文書の一部
^^^^^^^^

金融庁が公表した令和9年度税制改正要望により、新NISAで商品を売却した際の「非課税投資枠の復活時期」が前倒しされる可能性が出てきました。
現在の制度では売却した枠の再利用は「翌年以降」とされていますが、要望が実現すれば「売った同じ年のうち」に枠を使い直せるようになります。本記事では、この税制改正要望のポイントと現行ルールの仕組みを整理するとともに、制度変更に備えて知っておきたい「つみたて投資枠でインデックス投信を選ぶ際に避けたい5つの注意点」をわかりやすく解説します。
1. 【新NISA】2026年8月の税制改正要望で、売った枠の戻り方が変わるかもしれない
金融庁は2026年8月、令和9年度の税制改正要望を公表しました。この中にNISAの項目が入っています。

^^^^^^^^

取り出した行
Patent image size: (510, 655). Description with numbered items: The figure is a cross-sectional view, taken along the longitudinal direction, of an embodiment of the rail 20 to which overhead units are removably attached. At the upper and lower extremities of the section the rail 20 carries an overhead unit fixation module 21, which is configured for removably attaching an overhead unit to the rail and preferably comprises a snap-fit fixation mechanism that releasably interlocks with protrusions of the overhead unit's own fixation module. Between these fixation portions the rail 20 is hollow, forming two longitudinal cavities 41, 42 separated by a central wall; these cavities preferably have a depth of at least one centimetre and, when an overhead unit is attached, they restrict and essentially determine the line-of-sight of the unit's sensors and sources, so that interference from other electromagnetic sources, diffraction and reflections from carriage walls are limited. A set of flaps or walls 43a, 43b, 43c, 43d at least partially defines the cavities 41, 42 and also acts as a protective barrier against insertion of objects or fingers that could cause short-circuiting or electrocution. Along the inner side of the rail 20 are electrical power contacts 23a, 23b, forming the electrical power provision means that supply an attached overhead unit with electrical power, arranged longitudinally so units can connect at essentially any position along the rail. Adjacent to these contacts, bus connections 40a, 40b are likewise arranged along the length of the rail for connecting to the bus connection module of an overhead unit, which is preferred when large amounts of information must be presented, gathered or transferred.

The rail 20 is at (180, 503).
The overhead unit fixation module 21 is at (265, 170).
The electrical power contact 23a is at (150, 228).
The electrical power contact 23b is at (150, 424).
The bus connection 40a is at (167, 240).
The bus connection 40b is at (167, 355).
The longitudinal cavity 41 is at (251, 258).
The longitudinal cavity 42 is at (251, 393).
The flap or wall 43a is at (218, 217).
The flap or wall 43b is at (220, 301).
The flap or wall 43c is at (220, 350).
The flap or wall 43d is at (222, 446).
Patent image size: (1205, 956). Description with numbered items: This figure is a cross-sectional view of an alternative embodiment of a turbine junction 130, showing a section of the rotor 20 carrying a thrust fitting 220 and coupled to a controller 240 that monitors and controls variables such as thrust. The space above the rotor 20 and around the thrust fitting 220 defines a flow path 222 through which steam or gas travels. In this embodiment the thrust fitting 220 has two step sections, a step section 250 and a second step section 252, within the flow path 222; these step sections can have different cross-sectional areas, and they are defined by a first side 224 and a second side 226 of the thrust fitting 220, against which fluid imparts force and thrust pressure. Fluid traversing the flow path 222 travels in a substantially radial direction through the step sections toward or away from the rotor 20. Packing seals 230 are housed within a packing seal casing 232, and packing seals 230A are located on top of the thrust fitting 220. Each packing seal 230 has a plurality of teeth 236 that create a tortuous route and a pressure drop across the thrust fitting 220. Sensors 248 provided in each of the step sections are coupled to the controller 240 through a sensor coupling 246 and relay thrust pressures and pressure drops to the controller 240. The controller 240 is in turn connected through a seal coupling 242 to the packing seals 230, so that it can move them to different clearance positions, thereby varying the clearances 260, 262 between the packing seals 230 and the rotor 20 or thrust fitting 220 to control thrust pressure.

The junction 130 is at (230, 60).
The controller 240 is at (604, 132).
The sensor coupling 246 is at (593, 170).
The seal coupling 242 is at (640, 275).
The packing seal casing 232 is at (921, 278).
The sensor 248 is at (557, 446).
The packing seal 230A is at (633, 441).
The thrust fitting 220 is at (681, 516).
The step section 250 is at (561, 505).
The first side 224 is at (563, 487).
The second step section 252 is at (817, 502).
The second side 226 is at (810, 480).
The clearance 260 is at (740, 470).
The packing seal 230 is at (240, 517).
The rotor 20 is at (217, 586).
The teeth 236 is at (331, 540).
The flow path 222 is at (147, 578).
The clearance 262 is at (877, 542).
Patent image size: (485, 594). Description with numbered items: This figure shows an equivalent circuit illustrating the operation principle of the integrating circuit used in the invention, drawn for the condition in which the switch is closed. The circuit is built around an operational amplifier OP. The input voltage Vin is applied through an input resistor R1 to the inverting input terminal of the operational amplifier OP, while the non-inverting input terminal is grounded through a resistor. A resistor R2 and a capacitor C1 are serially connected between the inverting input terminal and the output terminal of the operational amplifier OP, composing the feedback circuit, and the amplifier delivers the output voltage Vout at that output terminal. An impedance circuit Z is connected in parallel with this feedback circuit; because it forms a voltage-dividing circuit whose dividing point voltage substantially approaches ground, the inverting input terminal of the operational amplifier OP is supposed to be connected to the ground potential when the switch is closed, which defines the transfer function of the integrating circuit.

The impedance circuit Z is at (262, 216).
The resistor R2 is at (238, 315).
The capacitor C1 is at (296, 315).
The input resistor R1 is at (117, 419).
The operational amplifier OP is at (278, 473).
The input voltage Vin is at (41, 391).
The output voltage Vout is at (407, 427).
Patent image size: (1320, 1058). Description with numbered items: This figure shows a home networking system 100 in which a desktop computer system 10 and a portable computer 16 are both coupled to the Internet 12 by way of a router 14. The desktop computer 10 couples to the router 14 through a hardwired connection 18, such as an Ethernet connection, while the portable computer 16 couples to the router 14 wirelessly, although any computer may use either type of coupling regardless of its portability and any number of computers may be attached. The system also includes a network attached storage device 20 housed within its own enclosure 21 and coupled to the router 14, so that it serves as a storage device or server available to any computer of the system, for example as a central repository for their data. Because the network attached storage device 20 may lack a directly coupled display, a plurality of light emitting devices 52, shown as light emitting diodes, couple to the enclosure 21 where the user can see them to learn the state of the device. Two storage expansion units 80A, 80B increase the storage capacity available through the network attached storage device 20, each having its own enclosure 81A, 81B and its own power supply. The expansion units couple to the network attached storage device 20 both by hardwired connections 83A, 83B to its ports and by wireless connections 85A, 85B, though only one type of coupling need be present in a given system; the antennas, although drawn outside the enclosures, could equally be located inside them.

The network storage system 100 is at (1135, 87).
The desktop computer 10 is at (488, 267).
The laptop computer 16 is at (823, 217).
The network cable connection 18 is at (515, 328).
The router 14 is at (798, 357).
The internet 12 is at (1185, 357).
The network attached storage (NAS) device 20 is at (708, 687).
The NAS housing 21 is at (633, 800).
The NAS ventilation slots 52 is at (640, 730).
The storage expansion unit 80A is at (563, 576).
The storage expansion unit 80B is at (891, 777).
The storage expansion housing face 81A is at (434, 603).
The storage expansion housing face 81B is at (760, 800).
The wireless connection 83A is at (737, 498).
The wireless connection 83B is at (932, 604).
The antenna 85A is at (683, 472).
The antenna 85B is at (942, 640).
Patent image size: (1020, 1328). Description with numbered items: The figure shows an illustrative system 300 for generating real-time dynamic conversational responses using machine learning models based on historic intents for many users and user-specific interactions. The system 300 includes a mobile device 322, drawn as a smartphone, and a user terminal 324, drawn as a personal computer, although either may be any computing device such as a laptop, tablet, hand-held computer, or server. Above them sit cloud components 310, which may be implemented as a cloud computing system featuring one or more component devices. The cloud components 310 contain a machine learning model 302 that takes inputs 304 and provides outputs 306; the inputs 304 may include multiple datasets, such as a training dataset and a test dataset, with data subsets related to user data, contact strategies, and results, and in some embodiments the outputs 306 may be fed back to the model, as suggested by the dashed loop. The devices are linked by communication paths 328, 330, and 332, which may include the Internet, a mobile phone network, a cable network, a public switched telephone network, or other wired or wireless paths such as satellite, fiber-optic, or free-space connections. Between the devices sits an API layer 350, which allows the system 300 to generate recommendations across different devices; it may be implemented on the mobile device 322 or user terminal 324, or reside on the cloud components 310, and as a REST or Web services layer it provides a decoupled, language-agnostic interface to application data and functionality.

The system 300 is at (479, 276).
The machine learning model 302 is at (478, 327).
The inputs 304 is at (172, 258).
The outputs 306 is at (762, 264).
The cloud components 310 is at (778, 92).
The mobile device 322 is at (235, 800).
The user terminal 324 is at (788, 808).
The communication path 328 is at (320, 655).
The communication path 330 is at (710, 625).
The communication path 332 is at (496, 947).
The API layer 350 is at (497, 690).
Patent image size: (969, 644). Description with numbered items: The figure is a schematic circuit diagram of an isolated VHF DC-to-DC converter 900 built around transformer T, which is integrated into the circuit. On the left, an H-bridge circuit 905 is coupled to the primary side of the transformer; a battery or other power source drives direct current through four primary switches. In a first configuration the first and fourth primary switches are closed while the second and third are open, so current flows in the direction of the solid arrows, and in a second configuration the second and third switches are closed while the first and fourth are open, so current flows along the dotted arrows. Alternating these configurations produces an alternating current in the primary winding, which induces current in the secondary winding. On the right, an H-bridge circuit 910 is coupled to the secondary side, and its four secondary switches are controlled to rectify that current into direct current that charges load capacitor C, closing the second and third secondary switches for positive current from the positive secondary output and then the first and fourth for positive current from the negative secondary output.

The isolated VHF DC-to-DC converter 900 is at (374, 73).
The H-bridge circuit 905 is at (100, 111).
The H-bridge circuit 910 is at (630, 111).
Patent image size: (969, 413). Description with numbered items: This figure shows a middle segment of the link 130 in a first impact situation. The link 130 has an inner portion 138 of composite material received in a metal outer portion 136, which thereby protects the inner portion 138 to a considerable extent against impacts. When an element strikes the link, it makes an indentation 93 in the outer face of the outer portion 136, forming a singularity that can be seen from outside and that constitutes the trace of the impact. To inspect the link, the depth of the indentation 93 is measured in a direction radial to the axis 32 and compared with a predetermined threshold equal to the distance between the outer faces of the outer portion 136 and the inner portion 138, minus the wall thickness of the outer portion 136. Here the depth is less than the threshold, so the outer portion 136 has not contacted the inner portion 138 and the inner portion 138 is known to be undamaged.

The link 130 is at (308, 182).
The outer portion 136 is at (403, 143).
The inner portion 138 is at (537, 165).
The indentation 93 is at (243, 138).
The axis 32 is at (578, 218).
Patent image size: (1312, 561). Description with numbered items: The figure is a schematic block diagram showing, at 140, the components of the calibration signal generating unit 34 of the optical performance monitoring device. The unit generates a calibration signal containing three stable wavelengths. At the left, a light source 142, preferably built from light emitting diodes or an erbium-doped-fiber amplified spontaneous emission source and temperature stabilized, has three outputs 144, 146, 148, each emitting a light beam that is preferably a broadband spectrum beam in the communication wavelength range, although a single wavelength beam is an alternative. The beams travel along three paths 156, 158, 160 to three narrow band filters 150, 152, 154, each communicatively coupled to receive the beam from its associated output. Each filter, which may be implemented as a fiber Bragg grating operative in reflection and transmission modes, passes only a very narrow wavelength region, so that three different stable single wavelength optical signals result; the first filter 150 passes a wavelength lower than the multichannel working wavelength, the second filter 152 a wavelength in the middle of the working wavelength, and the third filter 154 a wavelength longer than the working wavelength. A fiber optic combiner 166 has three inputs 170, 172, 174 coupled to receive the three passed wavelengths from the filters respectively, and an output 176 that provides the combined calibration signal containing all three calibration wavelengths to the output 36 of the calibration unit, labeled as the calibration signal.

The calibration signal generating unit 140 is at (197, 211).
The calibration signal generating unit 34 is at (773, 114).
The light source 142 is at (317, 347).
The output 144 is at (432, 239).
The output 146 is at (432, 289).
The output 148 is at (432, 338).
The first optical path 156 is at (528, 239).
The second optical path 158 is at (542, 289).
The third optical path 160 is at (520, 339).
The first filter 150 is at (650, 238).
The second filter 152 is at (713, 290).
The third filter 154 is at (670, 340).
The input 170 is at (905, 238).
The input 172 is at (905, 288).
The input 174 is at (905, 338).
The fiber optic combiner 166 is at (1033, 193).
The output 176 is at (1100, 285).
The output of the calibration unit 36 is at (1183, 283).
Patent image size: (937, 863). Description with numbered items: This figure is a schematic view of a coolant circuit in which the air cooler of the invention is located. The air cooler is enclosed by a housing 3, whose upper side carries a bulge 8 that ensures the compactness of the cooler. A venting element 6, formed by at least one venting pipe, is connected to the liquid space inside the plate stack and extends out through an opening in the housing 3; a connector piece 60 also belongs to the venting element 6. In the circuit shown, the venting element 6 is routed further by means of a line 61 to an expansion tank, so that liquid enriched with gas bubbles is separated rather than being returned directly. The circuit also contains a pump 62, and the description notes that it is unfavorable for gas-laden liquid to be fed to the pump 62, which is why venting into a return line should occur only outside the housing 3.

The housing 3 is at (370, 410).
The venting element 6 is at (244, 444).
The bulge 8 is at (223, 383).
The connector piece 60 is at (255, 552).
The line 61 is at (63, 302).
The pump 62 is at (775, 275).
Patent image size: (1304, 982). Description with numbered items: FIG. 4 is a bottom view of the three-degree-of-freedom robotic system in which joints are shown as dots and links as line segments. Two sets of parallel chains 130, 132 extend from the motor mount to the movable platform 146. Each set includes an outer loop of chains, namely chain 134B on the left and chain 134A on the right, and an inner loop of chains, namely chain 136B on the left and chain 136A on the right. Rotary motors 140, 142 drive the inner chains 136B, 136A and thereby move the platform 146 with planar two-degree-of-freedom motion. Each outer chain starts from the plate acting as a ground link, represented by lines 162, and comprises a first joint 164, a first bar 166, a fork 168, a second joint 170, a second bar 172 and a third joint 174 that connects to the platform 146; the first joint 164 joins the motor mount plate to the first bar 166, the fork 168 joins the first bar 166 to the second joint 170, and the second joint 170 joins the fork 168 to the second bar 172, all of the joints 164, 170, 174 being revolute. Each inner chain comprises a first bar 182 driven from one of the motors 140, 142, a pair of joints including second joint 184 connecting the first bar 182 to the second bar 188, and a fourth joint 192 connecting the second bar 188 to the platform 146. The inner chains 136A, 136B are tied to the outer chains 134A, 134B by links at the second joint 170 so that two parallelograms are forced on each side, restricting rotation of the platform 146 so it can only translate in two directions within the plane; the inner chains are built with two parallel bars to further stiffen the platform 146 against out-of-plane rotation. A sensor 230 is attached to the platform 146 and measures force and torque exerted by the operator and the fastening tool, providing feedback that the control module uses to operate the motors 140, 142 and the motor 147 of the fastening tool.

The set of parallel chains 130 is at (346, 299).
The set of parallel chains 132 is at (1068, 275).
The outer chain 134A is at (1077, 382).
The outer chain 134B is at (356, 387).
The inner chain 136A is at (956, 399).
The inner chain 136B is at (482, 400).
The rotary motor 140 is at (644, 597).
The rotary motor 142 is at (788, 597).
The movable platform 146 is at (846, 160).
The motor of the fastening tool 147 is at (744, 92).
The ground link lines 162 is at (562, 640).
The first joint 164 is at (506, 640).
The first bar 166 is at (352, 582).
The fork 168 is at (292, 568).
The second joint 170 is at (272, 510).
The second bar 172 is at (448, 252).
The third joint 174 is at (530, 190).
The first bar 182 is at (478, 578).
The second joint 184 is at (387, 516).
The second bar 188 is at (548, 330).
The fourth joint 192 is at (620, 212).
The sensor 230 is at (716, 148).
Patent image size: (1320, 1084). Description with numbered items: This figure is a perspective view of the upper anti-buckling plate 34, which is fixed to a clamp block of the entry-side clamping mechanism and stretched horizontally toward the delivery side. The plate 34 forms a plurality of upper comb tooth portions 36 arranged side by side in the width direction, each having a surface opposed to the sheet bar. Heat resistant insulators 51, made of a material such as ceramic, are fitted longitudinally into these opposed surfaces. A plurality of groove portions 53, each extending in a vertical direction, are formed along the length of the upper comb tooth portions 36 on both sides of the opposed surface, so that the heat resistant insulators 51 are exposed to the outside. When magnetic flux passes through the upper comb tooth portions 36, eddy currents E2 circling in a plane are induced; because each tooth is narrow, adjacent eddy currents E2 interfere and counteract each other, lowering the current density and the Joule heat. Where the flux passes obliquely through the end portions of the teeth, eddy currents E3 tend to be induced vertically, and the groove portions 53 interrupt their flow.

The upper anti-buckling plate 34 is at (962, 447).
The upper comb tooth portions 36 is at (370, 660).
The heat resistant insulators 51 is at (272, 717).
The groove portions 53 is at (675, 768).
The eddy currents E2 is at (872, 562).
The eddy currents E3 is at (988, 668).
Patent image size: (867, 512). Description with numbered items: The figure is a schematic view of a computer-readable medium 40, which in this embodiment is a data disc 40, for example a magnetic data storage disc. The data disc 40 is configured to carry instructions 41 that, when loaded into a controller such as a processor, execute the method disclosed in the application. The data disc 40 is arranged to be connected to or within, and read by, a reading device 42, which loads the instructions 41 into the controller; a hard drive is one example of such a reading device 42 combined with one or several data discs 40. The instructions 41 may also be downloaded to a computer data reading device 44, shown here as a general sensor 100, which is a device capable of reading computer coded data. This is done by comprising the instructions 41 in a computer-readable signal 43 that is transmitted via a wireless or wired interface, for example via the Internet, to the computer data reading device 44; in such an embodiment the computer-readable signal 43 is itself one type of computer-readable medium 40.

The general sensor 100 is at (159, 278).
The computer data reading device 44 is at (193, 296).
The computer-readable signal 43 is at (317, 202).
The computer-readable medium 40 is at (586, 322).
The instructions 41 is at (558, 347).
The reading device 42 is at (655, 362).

^^^^^^^^

課題のねらい
新NISAについての文書では、現在の制度で売却した枠の再利用はいつからとされていますか。

課題への答え
「翌年以降」とされています。